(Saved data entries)
— start —
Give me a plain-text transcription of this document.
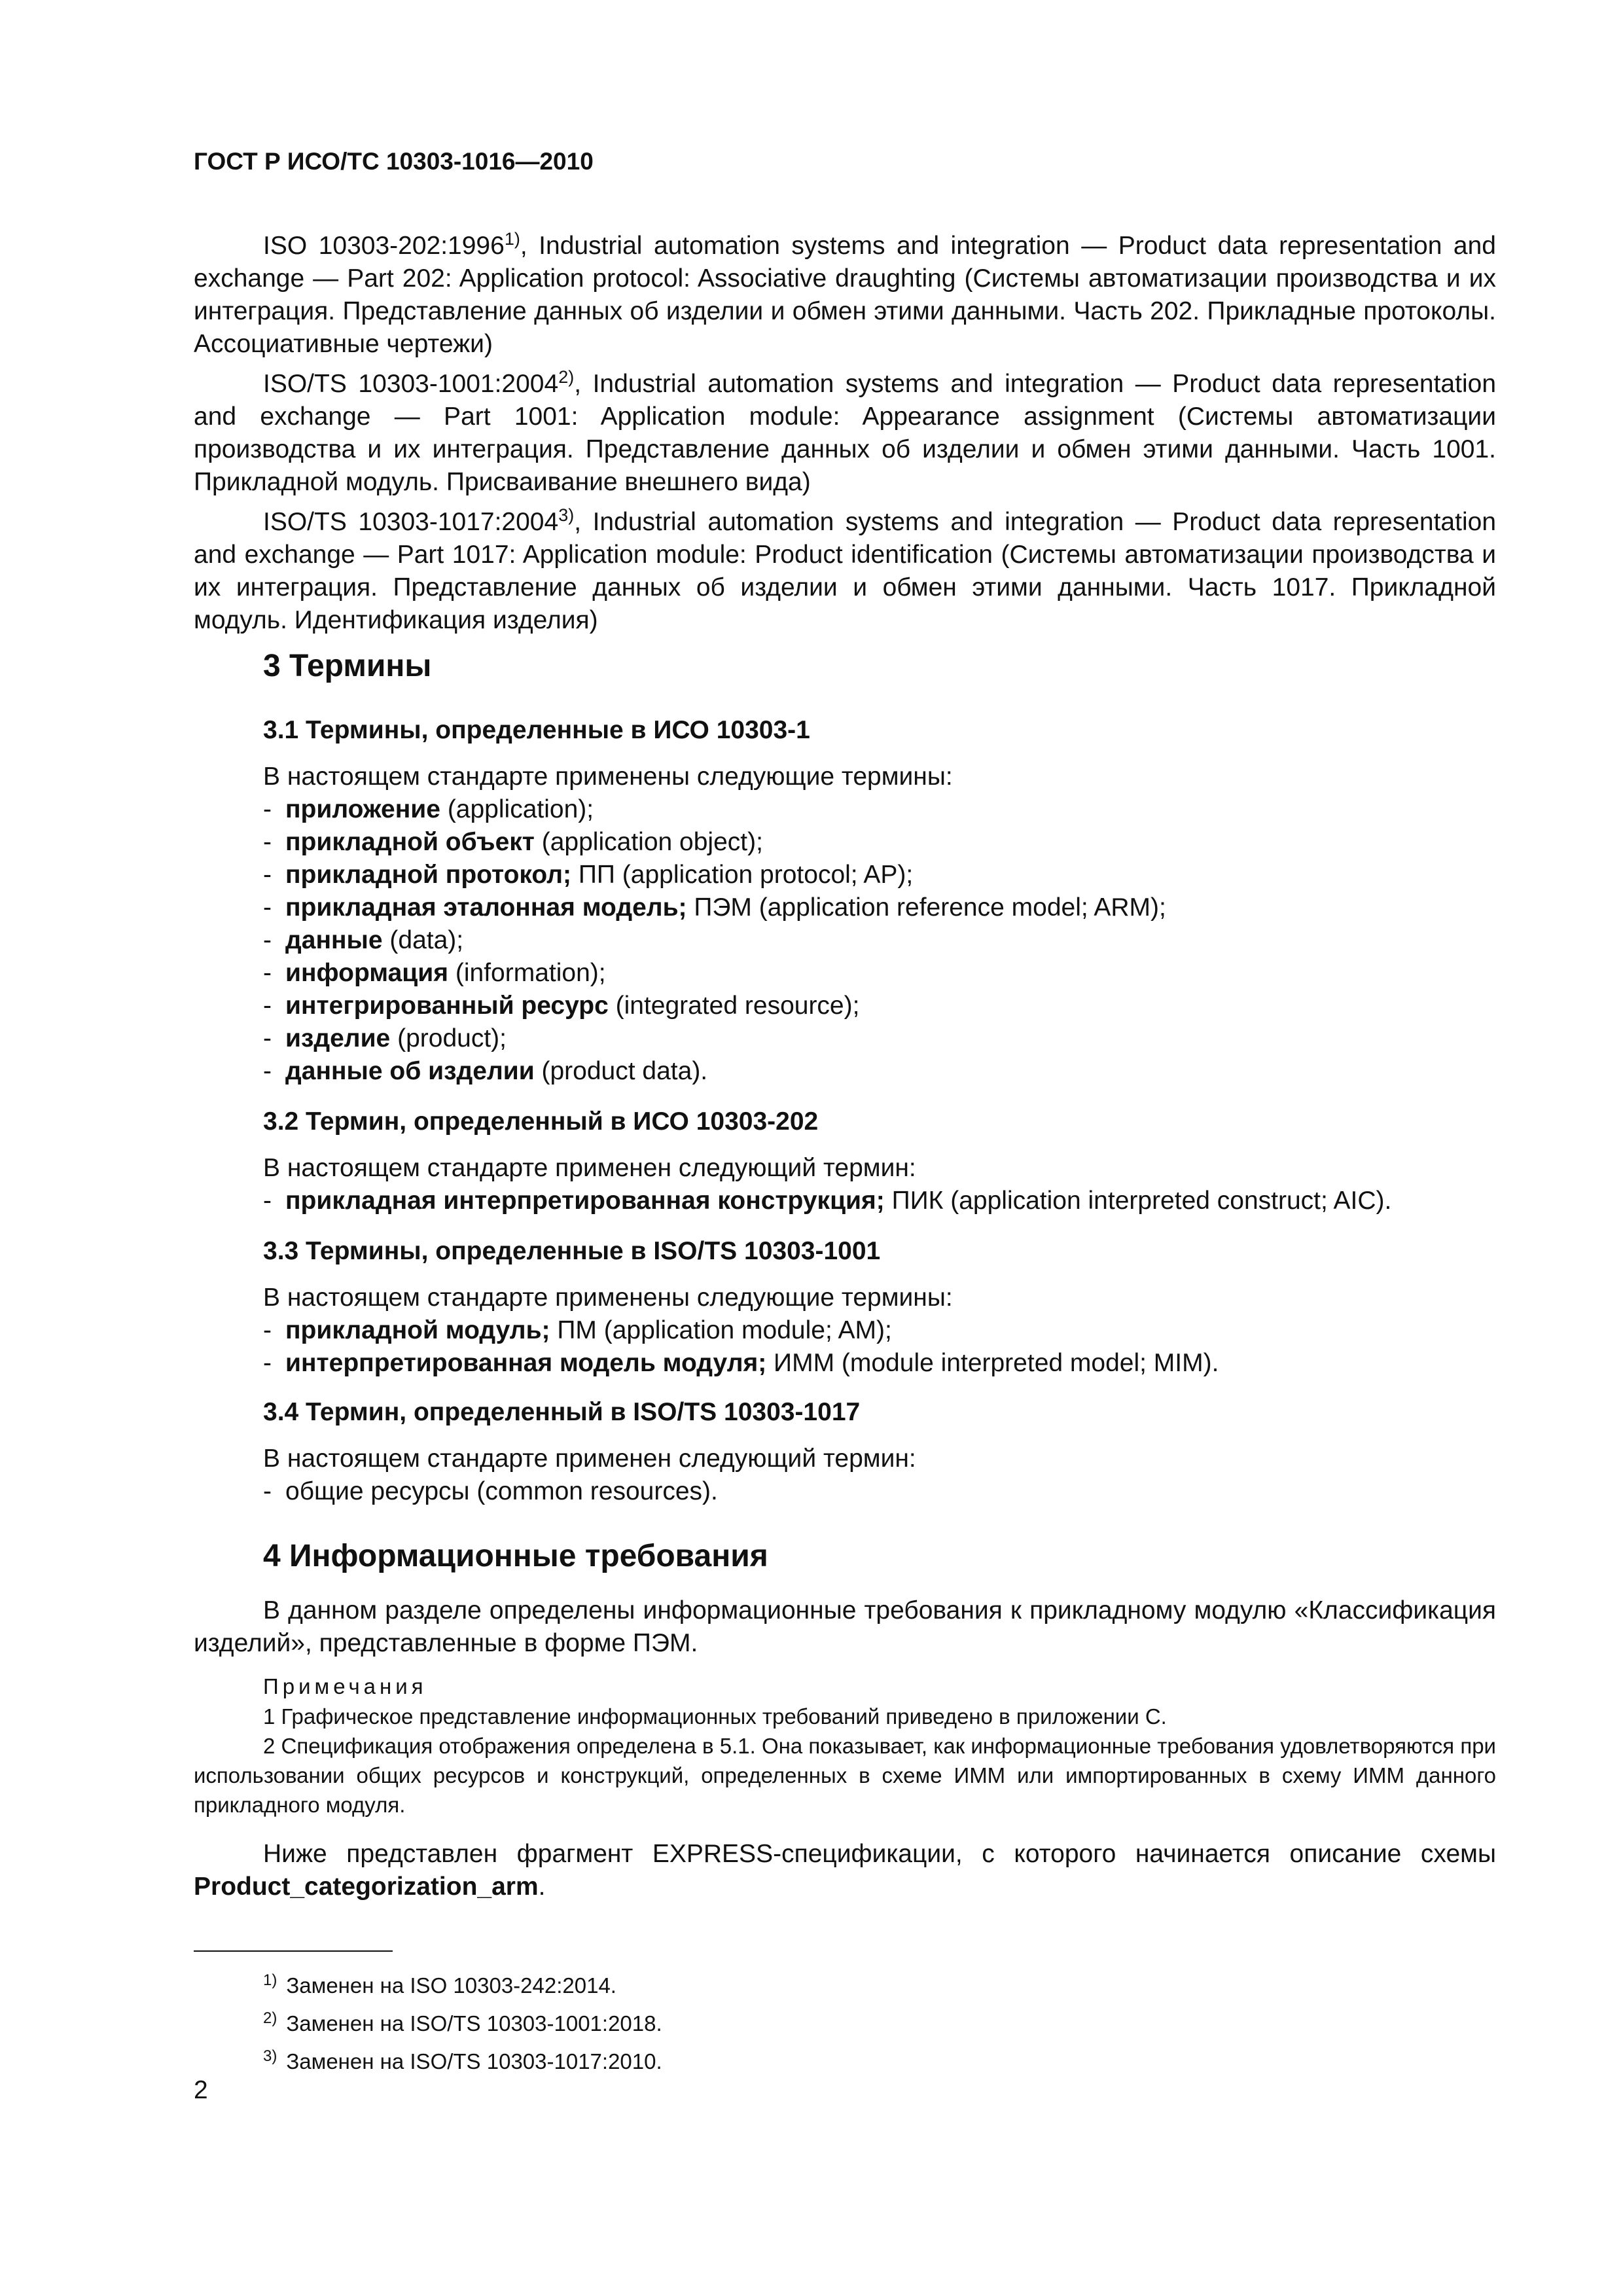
ГОСТ Р ИСО/ТС 10303-1016—2010

ISO 10303-202:1996$^{1)}$, Industrial automation systems and integration — Product data representation and exchange — Part 202: Application protocol: Associative draughting (Системы автоматизации производства и их интеграция. Представление данных об изделии и обмен этими данными. Часть 202. Прикладные протоколы. Ассоциативные чертежи)

ISO/TS 10303-1001:2004$^{2)}$, Industrial automation systems and integration — Product data representation and exchange — Part 1001: Application module: Appearance assignment (Системы автоматизации производства и их интеграция. Представление данных об изделии и обмен этими данными. Часть 1001. Прикладной модуль. Присваивание внешнего вида)

ISO/TS 10303-1017:2004$^{3)}$, Industrial automation systems and integration — Product data representation and exchange — Part 1017: Application module: Product identification (Системы автоматизации производства и их интеграция. Представление данных об изделии и обмен этими данными. Часть 1017. Прикладной модуль. Идентификация изделия)

3 Термины
3.1 Термины, определенные в ИСО 10303-1
В настоящем стандарте применены следующие термины:
- приложение (application);
- прикладной объект (application object);
- прикладной протокол; ПП (application protocol; AP);
- прикладная эталонная модель; ПЭМ (application reference model; ARM);
- данные (data);
- информация (information);
- интегрированный ресурс (integrated resource);
- изделие (product);
- данные об изделии (product data).
3.2 Термин, определенный в ИСО 10303-202
В настоящем стандарте применен следующий термин:
- прикладная интерпретированная конструкция; ПИК (application interpreted construct; AIC).
3.3 Термины, определенные в ISO/TS 10303-1001
В настоящем стандарте применены следующие термины:
- прикладной модуль; ПМ (application module; AM);
- интерпретированная модель модуля; ИММ (module interpreted model; MIM).
3.4 Термин, определенный в ISO/TS 10303-1017
В настоящем стандарте применен следующий термин:
- общие ресурсы (common resources).
4 Информационные требования

В данном разделе определены информационные требования к прикладному модулю «Классификация изделий», представленные в форме ПЭМ.

Примечания

1 Графическое представление информационных требований приведено в приложении С.

2 Спецификация отображения определена в 5.1. Она показывает, как информационные требования удовлетворяются при использовании общих ресурсов и конструкций, определенных в схеме ИММ или импортированных в схему ИММ данного прикладного модуля.

Ниже представлен фрагмент EXPRESS-спецификации, с которого начинается описание схемы Product_categorization_arm.

$^{1)}$ Заменен на ISO 10303-242:2014.
$^{2)}$ Заменен на ISO/TS 10303-1001:2018.
$^{3)}$ Заменен на ISO/TS 10303-1017:2010.
2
— end —
What to do
Copy the entries exactly. Leave out the images.

Answer for the task
Give me a plain-text transcription of this document.
ГОСТ Р ИСО/ТС 10303-1016—2010

ISO 10303-202:1996$^{1)}$, Industrial automation systems and integration — Product data representation and exchange — Part 202: Application protocol: Associative draughting (Системы автоматизации производства и их интеграция. Представление данных об изделии и обмен этими данными. Часть 202. Прикладные протоколы. Ассоциативные чертежи)

ISO/TS 10303-1001:2004$^{2)}$, Industrial automation systems and integration — Product data representation and exchange — Part 1001: Application module: Appearance assignment (Системы автоматизации производства и их интеграция. Представление данных об изделии и обмен этими данными. Часть 1001. Прикладной модуль. Присваивание внешнего вида)

ISO/TS 10303-1017:2004$^{3)}$, Industrial automation systems and integration — Product data representation and exchange — Part 1017: Application module: Product identification (Системы автоматизации производства и их интеграция. Представление данных об изделии и обмен этими данными. Часть 1017. Прикладной модуль. Идентификация изделия)

3 Термины
3.1 Термины, определенные в ИСО 10303-1
В настоящем стандарте применены следующие термины:
- приложение (application);
- прикладной объект (application object);
- прикладной протокол; ПП (application protocol; AP);
- прикладная эталонная модель; ПЭМ (application reference model; ARM);
- данные (data);
- информация (information);
- интегрированный ресурс (integrated resource);
- изделие (product);
- данные об изделии (product data).
3.2 Термин, определенный в ИСО 10303-202
В настоящем стандарте применен следующий термин:
- прикладная интерпретированная конструкция; ПИК (application interpreted construct; AIC).
3.3 Термины, определенные в ISO/TS 10303-1001
В настоящем стандарте применены следующие термины:
- прикладной модуль; ПМ (application module; AM);
- интерпретированная модель модуля; ИММ (module interpreted model; MIM).
3.4 Термин, определенный в ISO/TS 10303-1017
В настоящем стандарте применен следующий термин:
- общие ресурсы (common resources).
4 Информационные требования

В данном разделе определены информационные требования к прикладному модулю «Классификация изделий», представленные в форме ПЭМ.

Примечания

1 Графическое представление информационных требований приведено в приложении С.

2 Спецификация отображения определена в 5.1. Она показывает, как информационные требования удовлетворяются при использовании общих ресурсов и конструкций, определенных в схеме ИММ или импортированных в схему ИММ данного прикладного модуля.

Ниже представлен фрагмент EXPRESS-спецификации, с которого начинается описание схемы Product_categorization_arm.

$^{1)}$ Заменен на ISO 10303-242:2014.
$^{2)}$ Заменен на ISO/TS 10303-1001:2018.
$^{3)}$ Заменен на ISO/TS 10303-1017:2010.
2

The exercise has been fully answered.